(Stored rows)
◆ ◆ ◆ ◆ ◆

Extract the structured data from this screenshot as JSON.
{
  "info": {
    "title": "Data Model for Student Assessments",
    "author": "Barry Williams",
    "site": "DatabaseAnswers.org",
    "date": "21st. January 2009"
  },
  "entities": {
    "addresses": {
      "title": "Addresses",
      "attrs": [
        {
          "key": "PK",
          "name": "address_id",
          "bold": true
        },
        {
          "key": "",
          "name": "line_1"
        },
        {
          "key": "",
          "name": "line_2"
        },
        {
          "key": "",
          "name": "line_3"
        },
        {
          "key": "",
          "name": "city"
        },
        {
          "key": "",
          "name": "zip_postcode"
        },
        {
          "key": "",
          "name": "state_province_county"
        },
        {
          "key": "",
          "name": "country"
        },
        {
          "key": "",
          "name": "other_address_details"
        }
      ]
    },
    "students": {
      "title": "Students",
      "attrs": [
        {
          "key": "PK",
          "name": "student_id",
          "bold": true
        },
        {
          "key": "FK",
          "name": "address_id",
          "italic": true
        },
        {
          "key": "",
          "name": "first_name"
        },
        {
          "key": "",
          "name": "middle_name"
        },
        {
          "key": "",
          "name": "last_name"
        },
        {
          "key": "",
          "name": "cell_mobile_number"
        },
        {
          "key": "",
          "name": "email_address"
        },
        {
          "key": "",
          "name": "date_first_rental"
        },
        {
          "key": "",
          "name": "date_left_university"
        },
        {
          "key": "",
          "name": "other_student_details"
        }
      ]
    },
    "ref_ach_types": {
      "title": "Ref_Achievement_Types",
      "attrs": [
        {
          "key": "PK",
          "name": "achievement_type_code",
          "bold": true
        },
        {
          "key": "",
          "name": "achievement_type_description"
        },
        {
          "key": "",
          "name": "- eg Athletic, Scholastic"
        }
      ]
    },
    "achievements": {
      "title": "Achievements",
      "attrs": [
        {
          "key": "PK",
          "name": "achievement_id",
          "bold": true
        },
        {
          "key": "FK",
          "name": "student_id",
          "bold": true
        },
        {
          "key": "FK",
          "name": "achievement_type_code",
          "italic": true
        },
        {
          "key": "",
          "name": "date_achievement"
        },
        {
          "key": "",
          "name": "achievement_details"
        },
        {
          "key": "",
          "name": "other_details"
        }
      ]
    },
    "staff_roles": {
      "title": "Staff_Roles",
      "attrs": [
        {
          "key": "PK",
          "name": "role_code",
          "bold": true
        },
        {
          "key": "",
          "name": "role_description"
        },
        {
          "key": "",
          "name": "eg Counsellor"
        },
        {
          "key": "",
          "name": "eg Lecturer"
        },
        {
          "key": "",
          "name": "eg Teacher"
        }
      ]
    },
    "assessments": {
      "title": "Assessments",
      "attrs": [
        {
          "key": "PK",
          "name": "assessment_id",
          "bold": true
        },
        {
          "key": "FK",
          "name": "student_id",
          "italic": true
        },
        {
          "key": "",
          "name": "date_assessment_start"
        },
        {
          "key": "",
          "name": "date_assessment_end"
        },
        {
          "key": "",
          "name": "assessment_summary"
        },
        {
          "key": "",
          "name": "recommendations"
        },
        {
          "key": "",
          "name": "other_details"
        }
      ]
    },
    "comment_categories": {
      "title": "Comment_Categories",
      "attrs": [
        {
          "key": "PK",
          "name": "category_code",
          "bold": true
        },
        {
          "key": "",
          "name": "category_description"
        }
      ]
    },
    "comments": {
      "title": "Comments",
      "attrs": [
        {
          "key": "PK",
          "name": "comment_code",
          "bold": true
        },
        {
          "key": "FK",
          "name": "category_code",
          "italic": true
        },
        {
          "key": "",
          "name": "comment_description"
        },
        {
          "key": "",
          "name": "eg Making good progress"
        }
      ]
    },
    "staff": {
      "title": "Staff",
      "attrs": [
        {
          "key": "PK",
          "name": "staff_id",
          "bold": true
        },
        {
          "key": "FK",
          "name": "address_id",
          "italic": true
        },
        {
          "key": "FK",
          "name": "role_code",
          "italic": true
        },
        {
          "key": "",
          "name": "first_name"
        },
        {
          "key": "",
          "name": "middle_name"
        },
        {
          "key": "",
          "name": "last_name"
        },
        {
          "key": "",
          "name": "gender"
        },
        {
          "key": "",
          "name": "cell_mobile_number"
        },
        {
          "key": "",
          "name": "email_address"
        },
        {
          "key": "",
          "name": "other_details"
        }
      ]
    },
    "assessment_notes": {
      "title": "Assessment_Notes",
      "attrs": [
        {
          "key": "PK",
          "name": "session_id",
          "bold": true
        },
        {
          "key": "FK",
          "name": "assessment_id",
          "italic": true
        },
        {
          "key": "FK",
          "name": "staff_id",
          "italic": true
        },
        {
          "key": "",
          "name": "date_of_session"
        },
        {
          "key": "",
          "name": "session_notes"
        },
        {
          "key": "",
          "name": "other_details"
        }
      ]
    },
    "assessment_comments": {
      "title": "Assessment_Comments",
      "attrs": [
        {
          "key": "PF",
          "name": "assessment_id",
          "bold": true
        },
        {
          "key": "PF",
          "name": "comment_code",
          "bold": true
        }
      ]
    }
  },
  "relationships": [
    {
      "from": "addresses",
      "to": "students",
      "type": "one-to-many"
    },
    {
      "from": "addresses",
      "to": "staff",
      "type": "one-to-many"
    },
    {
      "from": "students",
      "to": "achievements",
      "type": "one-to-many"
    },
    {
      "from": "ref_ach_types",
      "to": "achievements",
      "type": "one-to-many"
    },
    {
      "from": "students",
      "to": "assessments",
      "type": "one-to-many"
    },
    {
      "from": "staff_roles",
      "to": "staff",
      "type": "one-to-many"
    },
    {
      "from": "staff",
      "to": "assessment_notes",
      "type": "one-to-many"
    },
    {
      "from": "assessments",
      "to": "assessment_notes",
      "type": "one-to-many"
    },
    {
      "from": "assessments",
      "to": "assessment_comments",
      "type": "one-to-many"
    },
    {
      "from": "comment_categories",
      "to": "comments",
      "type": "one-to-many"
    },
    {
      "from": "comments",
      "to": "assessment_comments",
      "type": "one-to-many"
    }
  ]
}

◆ ◆ ◆ ◆ ◆

(What is being asked) Every line above should be written out again exactly as it stands.

(Result of the task)
Extract the structured data from this screenshot as JSON.
{
  "info": {
    "title": "Data Model for Student Assessments",
    "author": "Barry Williams",
    "site": "DatabaseAnswers.org",
    "date": "21st. January 2009"
  },
  "entities": {
    "addresses": {
      "title": "Addresses",
      "attrs": [
        {
          "key": "PK",
          "name": "address_id",
          "bold": true
        },
        {
          "key": "",
          "name": "line_1"
        },
        {
          "key": "",
          "name": "line_2"
        },
        {
          "key": "",
          "name": "line_3"
        },
        {
          "key": "",
          "name": "city"
        },
        {
          "key": "",
          "name": "zip_postcode"
        },
        {
          "key": "",
          "name": "state_province_county"
        },
        {
          "key": "",
          "name": "country"
        },
        {
          "key": "",
          "name": "other_address_details"
        }
      ]
    },
    "students": {
      "title": "Students",
      "attrs": [
        {
          "key": "PK",
          "name": "student_id",
          "bold": true
        },
        {
          "key": "FK",
          "name": "address_id",
          "italic": true
        },
        {
          "key": "",
          "name": "first_name"
        },
        {
          "key": "",
          "name": "middle_name"
        },
        {
          "key": "",
          "name": "last_name"
        },
        {
          "key": "",
          "name": "cell_mobile_number"
        },
        {
          "key": "",
          "name": "email_address"
        },
        {
          "key": "",
          "name": "date_first_rental"
        },
        {
          "key": "",
          "name": "date_left_university"
        },
        {
          "key": "",
          "name": "other_student_details"
        }
      ]
    },
    "ref_ach_types": {
      "title": "Ref_Achievement_Types",
      "attrs": [
        {
          "key": "PK",
          "name": "achievement_type_code",
          "bold": true
        },
        {
          "key": "",
          "name": "achievement_type_description"
        },
        {
          "key": "",
          "name": "- eg Athletic, Scholastic"
        }
      ]
    },
    "achievements": {
      "title": "Achievements",
      "attrs": [
        {
          "key": "PK",
          "name": "achievement_id",
          "bold": true
        },
        {
          "key": "FK",
          "name": "student_id",
          "bold": true
        },
        {
          "key": "FK",
          "name": "achievement_type_code",
          "italic": true
        },
        {
          "key": "",
          "name": "date_achievement"
        },
        {
          "key": "",
          "name": "achievement_details"
        },
        {
          "key": "",
          "name": "other_details"
        }
      ]
    },
    "staff_roles": {
      "title": "Staff_Roles",
      "attrs": [
        {
          "key": "PK",
          "name": "role_code",
          "bold": true
        },
        {
          "key": "",
          "name": "role_description"
        },
        {
          "key": "",
          "name": "eg Counsellor"
        },
        {
          "key": "",
          "name": "eg Lecturer"
        },
        {
          "key": "",
          "name": "eg Teacher"
        }
      ]
    },
    "assessments": {
      "title": "Assessments",
      "attrs": [
        {
          "key": "PK",
          "name": "assessment_id",
          "bold": true
        },
        {
          "key": "FK",
          "name": "student_id",
          "italic": true
        },
        {
          "key": "",
          "name": "date_assessment_start"
        },
        {
          "key": "",
          "name": "date_assessment_end"
        },
        {
          "key": "",
          "name": "assessment_summary"
        },
        {
          "key": "",
          "name": "recommendations"
        },
        {
          "key": "",
          "name": "other_details"
        }
      ]
    },
    "comment_categories": {
      "title": "Comment_Categories",
      "attrs": [
        {
          "key": "PK",
          "name": "category_code",
          "bold": true
        },
        {
          "key": "",
          "name": "category_description"
        }
      ]
    },
    "comments": {
      "title": "Comments",
      "attrs": [
        {
          "key": "PK",
          "name": "comment_code",
          "bold": true
        },
        {
          "key": "FK",
          "name": "category_code",
          "italic": true
        },
        {
          "key": "",
          "name": "comment_description"
        },
        {
          "key": "",
          "name": "eg Making good progress"
        }
      ]
    },
    "staff": {
      "title": "Staff",
      "attrs": [
        {
          "key": "PK",
          "name": "staff_id",
          "bold": true
        },
        {
          "key": "FK",
          "name": "address_id",
          "italic": true
        },
        {
          "key": "FK",
          "name": "role_code",
          "italic": true
        },
        {
          "key": "",
          "name": "first_name"
        },
        {
          "key": "",
          "name": "middle_name"
        },
        {
          "key": "",
          "name": "last_name"
        },
        {
          "key": "",
          "name": "gender"
        },
        {
          "key": "",
          "name": "cell_mobile_number"
        },
        {
          "key": "",
          "name": "email_address"
        },
        {
          "key": "",
          "name": "other_details"
        }
      ]
    },
    "assessment_notes": {
      "title": "Assessment_Notes",
      "attrs": [
        {
          "key": "PK",
          "name": "session_id",
          "bold": true
        },
        {
          "key": "FK",
          "name": "assessment_id",
          "italic": true
        },
        {
          "key": "FK",
          "name": "staff_id",
          "italic": true
        },
        {
          "key": "",
          "name": "date_of_session"
        },
        {
          "key": "",
          "name": "session_notes"
        },
        {
          "key": "",
          "name": "other_details"
        }
      ]
    },
    "assessment_comments": {
      "title": "Assessment_Comments",
      "attrs": [
        {
          "key": "PF",
          "name": "assessment_id",
          "bold": true
        },
        {
          "key": "PF",
          "name": "comment_code",
          "bold": true
        }
      ]
    }
  },
  "relationships": [
    {
      "from": "addresses",
      "to": "students",
      "type": "one-to-many"
    },
    {
      "from": "addresses",
      "to": "staff",
      "type": "one-to-many"
    },
    {
      "from": "students",
      "to": "achievements",
      "type": "one-to-many"
    },
    {
      "from": "ref_ach_types",
      "to": "achievements",
      "type": "one-to-many"
    },
    {
      "from": "students",
      "to": "assessments",
      "type": "one-to-many"
    },
    {
      "from": "staff_roles",
      "to": "staff",
      "type": "one-to-many"
    },
    {
      "from": "staff",
      "to": "assessment_notes",
      "type": "one-to-many"
    },
    {
      "from": "assessments",
      "to": "assessment_notes",
      "type": "one-to-many"
    },
    {
      "from": "assessments",
      "to": "assessment_comments",
      "type": "one-to-many"
    },
    {
      "from": "comment_categories",
      "to": "comments",
      "type": "one-to-many"
    },
    {
      "from": "comments",
      "to": "assessment_comments",
      "type": "one-to-many"
    }
  ]
}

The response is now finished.